Task instructions
Only a number is wanted. Count the lines holding the string "meer".

Provided entries
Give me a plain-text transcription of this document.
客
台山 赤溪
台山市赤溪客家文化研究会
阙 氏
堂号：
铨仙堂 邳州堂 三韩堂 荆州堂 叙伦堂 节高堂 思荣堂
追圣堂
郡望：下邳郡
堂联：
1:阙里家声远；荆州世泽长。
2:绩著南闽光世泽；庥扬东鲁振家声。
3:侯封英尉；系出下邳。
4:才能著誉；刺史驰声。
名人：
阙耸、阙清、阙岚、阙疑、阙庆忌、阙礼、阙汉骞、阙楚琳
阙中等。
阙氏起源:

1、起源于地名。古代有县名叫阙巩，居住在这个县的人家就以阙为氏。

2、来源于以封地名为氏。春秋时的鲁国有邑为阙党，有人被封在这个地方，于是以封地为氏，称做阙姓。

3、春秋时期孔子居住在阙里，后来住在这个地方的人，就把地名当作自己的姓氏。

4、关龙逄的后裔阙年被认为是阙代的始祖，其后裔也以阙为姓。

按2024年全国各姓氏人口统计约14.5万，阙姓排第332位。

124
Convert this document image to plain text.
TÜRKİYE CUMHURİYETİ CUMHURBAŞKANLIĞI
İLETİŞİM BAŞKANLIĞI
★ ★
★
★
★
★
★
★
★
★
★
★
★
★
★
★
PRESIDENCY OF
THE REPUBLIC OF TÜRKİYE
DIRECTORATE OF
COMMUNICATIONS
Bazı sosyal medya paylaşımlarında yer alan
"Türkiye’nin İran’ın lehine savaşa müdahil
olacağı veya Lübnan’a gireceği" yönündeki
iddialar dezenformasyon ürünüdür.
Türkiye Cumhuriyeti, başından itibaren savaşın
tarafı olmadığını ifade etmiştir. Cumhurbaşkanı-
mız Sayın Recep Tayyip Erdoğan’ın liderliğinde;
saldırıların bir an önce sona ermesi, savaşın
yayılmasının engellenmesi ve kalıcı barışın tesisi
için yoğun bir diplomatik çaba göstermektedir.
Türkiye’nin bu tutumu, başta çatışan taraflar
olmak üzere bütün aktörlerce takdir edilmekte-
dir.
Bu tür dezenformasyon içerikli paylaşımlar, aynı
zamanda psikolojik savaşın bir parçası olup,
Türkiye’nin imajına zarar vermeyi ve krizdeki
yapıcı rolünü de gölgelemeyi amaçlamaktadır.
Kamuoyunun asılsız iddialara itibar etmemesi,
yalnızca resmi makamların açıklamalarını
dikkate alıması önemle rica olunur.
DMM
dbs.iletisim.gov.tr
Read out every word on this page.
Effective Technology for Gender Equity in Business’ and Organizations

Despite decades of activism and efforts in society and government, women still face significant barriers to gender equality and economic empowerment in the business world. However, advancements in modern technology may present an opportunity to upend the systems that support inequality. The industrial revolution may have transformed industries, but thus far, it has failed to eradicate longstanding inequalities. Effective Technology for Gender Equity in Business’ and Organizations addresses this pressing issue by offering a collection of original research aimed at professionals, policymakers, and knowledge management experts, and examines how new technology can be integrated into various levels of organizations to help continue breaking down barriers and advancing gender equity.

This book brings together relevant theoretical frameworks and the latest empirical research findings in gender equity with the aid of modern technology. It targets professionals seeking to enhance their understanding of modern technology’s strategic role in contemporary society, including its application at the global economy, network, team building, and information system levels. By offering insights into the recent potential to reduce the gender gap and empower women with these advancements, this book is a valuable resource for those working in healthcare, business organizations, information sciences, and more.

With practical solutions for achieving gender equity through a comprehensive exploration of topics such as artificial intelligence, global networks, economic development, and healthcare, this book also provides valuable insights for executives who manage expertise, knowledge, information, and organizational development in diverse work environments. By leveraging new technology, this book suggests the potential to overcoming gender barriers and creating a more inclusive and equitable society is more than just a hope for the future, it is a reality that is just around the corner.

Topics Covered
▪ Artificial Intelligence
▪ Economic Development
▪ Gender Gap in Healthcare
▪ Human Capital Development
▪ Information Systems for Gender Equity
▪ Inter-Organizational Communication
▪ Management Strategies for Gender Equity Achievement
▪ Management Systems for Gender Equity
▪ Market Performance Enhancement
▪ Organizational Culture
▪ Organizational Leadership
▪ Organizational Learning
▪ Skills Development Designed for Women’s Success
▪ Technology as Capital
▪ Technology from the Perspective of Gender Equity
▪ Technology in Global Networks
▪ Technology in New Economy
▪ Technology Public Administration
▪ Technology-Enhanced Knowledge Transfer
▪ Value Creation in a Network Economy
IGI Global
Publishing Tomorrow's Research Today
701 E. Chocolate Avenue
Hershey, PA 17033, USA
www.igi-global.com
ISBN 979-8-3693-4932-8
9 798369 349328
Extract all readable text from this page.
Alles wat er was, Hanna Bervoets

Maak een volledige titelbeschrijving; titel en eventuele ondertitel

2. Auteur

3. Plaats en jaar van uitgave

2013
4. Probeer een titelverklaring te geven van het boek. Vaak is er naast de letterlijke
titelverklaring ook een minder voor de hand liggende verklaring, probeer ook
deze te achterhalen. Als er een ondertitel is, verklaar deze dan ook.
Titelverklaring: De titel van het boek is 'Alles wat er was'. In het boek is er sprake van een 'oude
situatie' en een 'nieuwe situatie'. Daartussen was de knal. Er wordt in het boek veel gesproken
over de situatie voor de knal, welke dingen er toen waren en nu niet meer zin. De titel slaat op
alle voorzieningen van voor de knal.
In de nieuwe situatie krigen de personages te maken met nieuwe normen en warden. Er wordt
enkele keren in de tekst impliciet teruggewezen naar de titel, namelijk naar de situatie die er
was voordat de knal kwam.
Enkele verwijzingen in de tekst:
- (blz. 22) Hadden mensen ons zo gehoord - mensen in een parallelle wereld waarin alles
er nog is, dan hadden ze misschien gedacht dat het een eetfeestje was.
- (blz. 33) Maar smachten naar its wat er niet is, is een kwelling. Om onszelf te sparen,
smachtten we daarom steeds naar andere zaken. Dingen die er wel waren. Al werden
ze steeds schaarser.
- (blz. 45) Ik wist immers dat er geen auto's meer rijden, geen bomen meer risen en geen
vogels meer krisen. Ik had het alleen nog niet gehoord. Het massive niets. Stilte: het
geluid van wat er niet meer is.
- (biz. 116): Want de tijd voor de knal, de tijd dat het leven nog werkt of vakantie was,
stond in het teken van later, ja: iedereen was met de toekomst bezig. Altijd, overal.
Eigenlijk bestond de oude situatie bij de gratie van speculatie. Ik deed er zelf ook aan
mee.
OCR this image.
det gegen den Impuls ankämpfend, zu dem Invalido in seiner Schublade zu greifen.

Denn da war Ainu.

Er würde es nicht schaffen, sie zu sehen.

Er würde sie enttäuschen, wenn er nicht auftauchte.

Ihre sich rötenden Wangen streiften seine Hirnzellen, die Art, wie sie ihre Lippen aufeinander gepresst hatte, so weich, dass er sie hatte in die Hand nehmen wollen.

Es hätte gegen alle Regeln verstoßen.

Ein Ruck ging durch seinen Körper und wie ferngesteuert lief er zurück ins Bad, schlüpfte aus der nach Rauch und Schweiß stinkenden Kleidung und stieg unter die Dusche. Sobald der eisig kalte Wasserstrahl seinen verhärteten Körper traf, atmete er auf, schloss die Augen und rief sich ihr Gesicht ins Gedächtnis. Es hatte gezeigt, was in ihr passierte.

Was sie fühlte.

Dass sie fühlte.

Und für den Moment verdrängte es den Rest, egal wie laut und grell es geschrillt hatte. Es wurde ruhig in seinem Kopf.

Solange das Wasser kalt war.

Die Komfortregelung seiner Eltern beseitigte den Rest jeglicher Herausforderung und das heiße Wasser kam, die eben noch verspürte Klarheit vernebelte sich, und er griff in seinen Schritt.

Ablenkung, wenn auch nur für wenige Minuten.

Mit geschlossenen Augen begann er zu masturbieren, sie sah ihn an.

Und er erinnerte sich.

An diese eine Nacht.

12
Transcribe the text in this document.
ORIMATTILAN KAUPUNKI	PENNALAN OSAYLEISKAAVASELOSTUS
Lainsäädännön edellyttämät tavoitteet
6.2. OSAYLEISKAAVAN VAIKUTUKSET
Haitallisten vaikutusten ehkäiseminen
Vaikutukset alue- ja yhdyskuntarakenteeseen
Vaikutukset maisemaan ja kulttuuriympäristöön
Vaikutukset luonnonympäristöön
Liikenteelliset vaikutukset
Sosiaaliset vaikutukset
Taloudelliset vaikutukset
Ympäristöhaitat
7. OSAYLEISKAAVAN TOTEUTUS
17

Problem solution
4